* Begin *

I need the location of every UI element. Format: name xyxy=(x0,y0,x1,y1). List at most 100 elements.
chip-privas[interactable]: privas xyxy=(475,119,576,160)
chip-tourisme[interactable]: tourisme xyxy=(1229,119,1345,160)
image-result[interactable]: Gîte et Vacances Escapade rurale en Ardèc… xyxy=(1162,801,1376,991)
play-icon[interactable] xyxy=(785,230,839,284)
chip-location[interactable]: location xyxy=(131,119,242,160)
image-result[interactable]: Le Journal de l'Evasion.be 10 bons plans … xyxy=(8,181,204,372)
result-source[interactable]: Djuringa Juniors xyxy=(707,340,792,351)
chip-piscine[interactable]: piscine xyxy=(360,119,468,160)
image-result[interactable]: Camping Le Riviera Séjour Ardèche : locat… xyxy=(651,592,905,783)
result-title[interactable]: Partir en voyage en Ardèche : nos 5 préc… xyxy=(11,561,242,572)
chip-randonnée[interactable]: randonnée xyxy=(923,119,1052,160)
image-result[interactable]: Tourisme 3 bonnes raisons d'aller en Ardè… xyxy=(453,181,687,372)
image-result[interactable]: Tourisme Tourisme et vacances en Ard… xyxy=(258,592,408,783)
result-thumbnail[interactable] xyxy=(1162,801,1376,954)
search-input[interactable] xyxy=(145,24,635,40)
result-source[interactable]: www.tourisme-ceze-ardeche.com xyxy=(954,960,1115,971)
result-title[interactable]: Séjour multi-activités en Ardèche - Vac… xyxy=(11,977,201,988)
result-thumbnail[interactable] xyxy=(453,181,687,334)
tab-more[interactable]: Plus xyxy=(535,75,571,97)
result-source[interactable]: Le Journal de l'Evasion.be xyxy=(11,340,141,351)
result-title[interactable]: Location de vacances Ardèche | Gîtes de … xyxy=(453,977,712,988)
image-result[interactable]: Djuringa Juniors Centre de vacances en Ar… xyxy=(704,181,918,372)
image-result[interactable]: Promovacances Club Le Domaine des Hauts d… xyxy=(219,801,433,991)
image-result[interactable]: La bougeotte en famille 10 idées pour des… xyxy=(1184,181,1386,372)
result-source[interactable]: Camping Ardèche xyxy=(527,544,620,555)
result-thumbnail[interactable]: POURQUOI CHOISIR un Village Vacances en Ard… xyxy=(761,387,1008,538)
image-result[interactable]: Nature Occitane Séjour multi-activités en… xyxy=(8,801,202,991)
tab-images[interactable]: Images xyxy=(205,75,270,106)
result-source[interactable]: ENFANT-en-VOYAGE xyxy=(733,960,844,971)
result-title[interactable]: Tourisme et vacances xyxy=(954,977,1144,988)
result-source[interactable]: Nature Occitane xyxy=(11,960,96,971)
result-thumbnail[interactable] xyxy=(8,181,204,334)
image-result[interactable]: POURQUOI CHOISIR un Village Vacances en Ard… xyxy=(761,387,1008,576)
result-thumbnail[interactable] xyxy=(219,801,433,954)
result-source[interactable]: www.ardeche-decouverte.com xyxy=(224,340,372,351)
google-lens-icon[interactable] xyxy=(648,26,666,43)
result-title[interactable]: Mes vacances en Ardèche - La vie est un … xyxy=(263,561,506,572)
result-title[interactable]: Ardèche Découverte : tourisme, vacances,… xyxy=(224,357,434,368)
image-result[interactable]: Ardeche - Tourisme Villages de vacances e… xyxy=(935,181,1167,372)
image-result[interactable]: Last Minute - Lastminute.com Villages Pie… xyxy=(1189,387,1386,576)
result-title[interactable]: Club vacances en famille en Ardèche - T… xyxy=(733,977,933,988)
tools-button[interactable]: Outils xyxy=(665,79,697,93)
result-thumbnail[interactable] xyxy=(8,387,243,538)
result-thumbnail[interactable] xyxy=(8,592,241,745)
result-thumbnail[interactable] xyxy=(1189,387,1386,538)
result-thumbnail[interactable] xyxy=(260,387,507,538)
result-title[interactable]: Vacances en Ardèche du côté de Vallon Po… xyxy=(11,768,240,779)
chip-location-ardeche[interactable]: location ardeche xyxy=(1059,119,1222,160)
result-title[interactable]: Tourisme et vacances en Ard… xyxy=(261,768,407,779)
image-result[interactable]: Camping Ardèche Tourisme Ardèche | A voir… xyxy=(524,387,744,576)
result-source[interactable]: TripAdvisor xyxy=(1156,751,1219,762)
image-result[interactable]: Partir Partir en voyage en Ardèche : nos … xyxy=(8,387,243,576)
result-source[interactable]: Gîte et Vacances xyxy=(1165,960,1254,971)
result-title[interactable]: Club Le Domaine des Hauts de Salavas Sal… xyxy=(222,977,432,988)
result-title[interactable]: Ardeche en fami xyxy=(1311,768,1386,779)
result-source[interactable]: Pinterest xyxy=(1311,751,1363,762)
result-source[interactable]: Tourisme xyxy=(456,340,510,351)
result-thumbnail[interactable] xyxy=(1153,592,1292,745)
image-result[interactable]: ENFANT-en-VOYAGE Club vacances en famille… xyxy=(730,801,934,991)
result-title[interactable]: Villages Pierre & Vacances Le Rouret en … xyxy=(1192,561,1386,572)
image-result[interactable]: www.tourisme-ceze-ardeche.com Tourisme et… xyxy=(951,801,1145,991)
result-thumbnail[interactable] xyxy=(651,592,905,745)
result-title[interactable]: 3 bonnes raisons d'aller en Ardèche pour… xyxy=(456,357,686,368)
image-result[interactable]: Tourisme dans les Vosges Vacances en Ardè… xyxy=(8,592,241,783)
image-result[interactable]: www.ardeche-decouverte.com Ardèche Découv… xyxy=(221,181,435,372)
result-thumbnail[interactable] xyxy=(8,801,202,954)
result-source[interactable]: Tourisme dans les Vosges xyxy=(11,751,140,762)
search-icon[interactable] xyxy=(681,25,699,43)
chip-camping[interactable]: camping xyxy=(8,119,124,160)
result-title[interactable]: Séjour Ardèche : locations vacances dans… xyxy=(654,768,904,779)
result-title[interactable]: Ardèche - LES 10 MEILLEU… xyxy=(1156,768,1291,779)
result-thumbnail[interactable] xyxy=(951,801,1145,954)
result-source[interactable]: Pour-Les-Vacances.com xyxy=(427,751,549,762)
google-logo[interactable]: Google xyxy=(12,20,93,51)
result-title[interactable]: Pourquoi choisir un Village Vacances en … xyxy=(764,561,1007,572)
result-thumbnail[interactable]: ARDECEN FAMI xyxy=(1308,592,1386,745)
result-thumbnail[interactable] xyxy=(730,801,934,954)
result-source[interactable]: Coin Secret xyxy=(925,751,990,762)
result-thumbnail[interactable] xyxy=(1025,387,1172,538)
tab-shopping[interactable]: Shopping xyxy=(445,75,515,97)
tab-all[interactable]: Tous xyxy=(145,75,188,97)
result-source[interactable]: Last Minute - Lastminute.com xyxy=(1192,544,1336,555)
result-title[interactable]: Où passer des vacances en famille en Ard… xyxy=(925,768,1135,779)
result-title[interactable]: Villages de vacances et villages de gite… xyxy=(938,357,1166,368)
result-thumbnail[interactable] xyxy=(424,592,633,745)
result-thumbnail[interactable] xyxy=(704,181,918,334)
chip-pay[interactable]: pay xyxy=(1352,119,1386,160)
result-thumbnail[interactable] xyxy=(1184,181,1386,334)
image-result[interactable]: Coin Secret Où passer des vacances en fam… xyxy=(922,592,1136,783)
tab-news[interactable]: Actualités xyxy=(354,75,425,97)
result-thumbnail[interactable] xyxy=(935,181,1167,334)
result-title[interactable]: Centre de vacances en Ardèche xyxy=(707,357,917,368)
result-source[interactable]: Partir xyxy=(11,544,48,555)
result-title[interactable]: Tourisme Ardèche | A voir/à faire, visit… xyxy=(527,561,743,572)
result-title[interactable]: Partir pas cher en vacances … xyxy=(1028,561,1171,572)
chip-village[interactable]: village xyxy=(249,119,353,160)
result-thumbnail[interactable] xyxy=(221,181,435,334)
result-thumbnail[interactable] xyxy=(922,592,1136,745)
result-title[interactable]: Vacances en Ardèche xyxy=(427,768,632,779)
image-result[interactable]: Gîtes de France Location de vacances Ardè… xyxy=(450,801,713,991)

* End *

◆ **EXERCISE DETAILS**
Rewrite the lines from the start of the text through the line containing "chip-tourisme[interactable]: tourisme xyxy=(1229,119,1345,160)", replacing "location" with "position" and keeping everything else the same.

◆ **FULL SOLUTION**
I need the position of every UI element. Format: name xyxy=(x0,y0,x1,y1). List at most 100 elements.
chip-privas[interactable]: privas xyxy=(475,119,576,160)
chip-tourisme[interactable]: tourisme xyxy=(1229,119,1345,160)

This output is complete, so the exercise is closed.